__Aim__
Write out each entry, exactly the way it appears.

__Extracted entries__
================================
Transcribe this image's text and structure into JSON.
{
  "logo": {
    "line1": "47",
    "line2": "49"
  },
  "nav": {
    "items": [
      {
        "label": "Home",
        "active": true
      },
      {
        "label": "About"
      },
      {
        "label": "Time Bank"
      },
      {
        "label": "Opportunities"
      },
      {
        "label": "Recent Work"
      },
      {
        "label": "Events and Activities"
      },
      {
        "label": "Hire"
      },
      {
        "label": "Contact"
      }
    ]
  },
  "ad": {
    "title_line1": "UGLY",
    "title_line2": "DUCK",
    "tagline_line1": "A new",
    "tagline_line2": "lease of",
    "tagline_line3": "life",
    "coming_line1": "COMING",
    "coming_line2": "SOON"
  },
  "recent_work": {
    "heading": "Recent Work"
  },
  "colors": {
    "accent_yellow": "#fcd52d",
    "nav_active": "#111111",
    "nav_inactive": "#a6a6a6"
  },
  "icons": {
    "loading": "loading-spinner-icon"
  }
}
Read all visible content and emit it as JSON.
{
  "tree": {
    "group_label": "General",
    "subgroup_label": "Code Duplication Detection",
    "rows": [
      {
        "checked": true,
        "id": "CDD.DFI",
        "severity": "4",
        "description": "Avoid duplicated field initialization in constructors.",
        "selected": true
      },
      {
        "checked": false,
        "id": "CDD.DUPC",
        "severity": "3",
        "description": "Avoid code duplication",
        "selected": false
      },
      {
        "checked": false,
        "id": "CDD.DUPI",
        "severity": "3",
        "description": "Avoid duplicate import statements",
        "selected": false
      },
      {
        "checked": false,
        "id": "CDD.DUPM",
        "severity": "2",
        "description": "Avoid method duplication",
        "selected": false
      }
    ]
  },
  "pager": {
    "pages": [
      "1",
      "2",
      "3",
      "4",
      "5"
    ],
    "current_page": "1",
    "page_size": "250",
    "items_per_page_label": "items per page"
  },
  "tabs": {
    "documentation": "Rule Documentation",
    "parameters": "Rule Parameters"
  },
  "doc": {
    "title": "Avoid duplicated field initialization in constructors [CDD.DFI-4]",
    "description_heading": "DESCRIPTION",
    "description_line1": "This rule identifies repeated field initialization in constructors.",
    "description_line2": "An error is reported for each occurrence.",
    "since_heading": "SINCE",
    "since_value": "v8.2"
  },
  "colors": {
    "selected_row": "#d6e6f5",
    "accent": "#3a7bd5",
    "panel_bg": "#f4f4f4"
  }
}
================================
__Solution for this problem__
Transcribe this image's text and structure into JSON.
{
  "logo": {
    "line1": "47",
    "line2": "49"
  },
  "nav": {
    "items": [
      {
        "label": "Home",
        "active": true
      },
      {
        "label": "About"
      },
      {
        "label": "Time Bank"
      },
      {
        "label": "Opportunities"
      },
      {
        "label": "Recent Work"
      },
      {
        "label": "Events and Activities"
      },
      {
        "label": "Hire"
      },
      {
        "label": "Contact"
      }
    ]
  },
  "ad": {
    "title_line1": "UGLY",
    "title_line2": "DUCK",
    "tagline_line1": "A new",
    "tagline_line2": "lease of",
    "tagline_line3": "life",
    "coming_line1": "COMING",
    "coming_line2": "SOON"
  },
  "recent_work": {
    "heading": "Recent Work"
  },
  "colors": {
    "accent_yellow": "#fcd52d",
    "nav_active": "#111111",
    "nav_inactive": "#a6a6a6"
  },
  "icons": {
    "loading": "loading-spinner-icon"
  }
}
Read all visible content and emit it as JSON.
{
  "tree": {
    "group_label": "General",
    "subgroup_label": "Code Duplication Detection",
    "rows": [
      {
        "checked": true,
        "id": "CDD.DFI",
        "severity": "4",
        "description": "Avoid duplicated field initialization in constructors.",
        "selected": true
      },
      {
        "checked": false,
        "id": "CDD.DUPC",
        "severity": "3",
        "description": "Avoid code duplication",
        "selected": false
      },
      {
        "checked": false,
        "id": "CDD.DUPI",
        "severity": "3",
        "description": "Avoid duplicate import statements",
        "selected": false
      },
      {
        "checked": false,
        "id": "CDD.DUPM",
        "severity": "2",
        "description": "Avoid method duplication",
        "selected": false
      }
    ]
  },
  "pager": {
    "pages": [
      "1",
      "2",
      "3",
      "4",
      "5"
    ],
    "current_page": "1",
    "page_size": "250",
    "items_per_page_label": "items per page"
  },
  "tabs": {
    "documentation": "Rule Documentation",
    "parameters": "Rule Parameters"
  },
  "doc": {
    "title": "Avoid duplicated field initialization in constructors [CDD.DFI-4]",
    "description_heading": "DESCRIPTION",
    "description_line1": "This rule identifies repeated field initialization in constructors.",
    "description_line2": "An error is reported for each occurrence.",
    "since_heading": "SINCE",
    "since_value": "v8.2"
  },
  "colors": {
    "selected_row": "#d6e6f5",
    "accent": "#3a7bd5",
    "panel_bg": "#f4f4f4"
  }
}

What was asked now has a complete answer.